Could you give the lines again from the start of the records through the line containing "stat-value: 1/280.6: [492, 505, 546, 522]", replacing "machine-number" with "unit-number" and keeping everything else unchanged?

** start of Data to use **

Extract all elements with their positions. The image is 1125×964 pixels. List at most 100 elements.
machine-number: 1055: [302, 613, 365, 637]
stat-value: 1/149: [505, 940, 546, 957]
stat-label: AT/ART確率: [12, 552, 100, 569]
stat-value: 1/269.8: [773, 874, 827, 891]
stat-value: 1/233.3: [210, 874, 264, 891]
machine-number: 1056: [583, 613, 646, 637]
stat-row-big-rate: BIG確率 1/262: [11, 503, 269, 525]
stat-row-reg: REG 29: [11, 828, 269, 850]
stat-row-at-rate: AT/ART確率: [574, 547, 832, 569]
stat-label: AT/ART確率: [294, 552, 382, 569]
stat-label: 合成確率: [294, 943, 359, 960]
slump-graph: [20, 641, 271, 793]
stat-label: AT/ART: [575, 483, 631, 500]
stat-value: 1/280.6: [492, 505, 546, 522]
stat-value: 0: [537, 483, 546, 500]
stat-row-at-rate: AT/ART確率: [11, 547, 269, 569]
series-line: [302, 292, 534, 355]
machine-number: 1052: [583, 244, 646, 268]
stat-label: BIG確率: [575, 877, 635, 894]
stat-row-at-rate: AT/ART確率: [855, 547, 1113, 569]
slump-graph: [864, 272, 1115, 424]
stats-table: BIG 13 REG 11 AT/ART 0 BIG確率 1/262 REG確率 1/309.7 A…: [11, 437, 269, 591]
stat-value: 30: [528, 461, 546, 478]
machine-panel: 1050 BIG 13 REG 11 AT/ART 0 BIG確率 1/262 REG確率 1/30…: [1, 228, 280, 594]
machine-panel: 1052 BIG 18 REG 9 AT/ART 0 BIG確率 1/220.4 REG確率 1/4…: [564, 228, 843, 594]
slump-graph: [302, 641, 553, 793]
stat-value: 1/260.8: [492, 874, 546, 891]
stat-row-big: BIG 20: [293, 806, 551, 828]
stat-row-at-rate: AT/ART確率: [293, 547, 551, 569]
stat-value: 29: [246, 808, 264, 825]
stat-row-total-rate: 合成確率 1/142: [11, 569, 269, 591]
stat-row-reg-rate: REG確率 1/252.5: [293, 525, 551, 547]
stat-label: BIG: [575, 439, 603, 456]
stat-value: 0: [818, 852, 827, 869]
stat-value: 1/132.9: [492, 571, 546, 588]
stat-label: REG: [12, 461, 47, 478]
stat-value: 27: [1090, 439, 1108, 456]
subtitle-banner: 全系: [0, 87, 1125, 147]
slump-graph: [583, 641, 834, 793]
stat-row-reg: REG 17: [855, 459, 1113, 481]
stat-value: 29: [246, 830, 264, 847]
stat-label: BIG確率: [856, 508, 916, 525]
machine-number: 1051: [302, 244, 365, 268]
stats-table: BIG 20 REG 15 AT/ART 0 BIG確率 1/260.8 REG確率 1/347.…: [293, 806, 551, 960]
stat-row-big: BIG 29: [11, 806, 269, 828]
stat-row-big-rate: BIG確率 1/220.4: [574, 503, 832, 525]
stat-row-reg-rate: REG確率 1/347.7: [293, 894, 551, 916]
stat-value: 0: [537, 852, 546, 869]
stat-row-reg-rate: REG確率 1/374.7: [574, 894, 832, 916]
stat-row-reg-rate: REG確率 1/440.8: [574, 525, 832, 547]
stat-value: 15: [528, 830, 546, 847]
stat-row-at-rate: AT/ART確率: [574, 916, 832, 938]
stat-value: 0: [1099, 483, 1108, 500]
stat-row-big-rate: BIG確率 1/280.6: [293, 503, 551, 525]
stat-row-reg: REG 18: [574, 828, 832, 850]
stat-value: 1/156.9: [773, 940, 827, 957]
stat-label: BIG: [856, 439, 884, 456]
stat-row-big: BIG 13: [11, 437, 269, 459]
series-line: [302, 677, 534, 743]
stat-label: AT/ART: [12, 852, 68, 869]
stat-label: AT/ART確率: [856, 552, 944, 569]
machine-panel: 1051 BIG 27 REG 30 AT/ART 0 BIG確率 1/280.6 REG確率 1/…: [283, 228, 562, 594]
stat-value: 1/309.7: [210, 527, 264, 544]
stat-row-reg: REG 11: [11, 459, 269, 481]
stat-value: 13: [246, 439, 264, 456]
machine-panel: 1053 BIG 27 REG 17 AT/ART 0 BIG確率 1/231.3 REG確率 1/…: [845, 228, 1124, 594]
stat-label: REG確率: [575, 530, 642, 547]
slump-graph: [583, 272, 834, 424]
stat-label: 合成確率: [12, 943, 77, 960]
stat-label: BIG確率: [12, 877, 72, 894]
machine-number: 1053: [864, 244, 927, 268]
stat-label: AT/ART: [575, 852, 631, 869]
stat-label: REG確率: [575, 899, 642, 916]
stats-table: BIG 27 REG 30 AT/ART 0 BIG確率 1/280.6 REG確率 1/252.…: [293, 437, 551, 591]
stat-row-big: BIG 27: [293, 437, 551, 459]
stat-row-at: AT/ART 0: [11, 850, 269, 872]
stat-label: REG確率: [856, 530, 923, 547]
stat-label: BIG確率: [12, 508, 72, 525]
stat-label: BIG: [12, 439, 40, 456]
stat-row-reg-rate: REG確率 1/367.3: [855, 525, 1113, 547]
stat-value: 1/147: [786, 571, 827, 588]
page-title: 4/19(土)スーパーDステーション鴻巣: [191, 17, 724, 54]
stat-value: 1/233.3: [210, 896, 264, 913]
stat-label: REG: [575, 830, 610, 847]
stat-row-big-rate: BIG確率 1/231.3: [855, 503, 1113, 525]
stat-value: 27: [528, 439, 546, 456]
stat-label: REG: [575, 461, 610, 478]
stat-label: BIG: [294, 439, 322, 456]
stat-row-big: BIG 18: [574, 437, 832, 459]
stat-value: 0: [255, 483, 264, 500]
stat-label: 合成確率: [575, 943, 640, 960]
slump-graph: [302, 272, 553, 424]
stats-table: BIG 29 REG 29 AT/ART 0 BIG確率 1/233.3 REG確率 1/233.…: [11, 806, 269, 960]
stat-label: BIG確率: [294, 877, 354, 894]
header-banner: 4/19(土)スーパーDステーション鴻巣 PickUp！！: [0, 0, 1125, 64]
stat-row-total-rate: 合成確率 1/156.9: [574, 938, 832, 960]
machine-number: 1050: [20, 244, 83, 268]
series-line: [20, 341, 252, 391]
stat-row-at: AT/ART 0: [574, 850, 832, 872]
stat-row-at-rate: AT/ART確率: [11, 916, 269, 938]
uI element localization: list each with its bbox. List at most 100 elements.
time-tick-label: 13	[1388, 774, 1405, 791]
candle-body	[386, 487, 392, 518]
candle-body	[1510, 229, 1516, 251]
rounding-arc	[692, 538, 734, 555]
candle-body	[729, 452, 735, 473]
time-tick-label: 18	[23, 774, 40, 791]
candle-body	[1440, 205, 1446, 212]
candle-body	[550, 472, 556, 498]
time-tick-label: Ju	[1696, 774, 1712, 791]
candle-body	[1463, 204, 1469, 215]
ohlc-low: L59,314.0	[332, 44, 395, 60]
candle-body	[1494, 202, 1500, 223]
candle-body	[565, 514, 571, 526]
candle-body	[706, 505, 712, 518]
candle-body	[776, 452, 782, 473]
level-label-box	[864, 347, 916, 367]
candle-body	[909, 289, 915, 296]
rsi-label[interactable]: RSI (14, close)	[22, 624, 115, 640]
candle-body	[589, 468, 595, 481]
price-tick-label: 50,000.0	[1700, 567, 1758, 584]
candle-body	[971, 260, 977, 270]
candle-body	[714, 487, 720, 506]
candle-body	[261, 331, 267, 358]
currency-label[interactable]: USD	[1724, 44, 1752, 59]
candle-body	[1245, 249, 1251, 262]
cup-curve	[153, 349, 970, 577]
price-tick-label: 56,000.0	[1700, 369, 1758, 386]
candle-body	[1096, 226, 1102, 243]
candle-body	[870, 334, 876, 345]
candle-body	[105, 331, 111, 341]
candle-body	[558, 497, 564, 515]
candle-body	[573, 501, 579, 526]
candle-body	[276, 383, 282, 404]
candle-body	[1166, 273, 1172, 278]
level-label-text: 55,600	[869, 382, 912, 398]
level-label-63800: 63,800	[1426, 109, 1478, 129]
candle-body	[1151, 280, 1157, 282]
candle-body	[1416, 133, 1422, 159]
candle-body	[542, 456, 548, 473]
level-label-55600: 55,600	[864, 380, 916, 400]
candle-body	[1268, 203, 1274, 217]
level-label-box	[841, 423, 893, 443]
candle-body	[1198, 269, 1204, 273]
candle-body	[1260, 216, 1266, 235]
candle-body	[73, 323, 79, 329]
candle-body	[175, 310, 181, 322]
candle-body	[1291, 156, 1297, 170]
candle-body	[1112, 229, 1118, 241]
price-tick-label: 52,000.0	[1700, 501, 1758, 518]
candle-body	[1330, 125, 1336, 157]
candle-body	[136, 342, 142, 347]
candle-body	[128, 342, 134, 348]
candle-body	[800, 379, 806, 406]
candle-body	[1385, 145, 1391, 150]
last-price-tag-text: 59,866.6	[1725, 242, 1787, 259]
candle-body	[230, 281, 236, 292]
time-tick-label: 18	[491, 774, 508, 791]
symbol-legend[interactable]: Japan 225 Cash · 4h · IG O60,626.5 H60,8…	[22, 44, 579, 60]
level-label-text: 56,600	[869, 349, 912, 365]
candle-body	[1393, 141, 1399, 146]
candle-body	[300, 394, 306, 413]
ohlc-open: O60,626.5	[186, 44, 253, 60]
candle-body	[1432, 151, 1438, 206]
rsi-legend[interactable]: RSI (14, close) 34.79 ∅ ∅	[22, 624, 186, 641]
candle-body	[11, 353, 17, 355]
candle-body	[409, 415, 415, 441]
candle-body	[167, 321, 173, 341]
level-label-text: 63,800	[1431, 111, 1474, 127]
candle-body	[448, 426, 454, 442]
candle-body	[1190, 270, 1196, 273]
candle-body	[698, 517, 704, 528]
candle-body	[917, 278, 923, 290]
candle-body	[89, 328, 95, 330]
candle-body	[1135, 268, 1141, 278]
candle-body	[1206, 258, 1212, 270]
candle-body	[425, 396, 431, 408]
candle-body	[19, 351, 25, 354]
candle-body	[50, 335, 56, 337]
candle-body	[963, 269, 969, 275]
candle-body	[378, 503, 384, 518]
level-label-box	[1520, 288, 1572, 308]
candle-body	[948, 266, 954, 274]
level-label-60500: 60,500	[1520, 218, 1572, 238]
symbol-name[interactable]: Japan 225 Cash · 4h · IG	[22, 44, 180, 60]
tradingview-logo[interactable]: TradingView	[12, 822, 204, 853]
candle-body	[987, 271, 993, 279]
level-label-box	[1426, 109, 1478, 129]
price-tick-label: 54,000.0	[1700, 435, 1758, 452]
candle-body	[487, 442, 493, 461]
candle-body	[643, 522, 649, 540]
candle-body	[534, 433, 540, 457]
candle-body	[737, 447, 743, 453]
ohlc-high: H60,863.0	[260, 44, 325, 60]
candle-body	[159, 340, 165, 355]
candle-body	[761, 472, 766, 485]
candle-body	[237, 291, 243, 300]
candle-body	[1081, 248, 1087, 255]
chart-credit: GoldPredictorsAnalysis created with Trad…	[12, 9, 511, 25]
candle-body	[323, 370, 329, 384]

** end of Data to use **

Exercise output
Extract all elements with their positions. The image is 1125×964 pixels. List at most 100 elements.
unit-number: 1055: [302, 613, 365, 637]
stat-value: 1/149: [505, 940, 546, 957]
stat-label: AT/ART確率: [12, 552, 100, 569]
stat-value: 1/269.8: [773, 874, 827, 891]
stat-value: 1/233.3: [210, 874, 264, 891]
unit-number: 1056: [583, 613, 646, 637]
stat-row-big-rate: BIG確率 1/262: [11, 503, 269, 525]
stat-row-reg: REG 29: [11, 828, 269, 850]
stat-row-at-rate: AT/ART確率: [574, 547, 832, 569]
stat-label: AT/ART確率: [294, 552, 382, 569]
stat-label: 合成確率: [294, 943, 359, 960]
slump-graph: [20, 641, 271, 793]
stat-label: AT/ART: [575, 483, 631, 500]
stat-value: 1/280.6: [492, 505, 546, 522]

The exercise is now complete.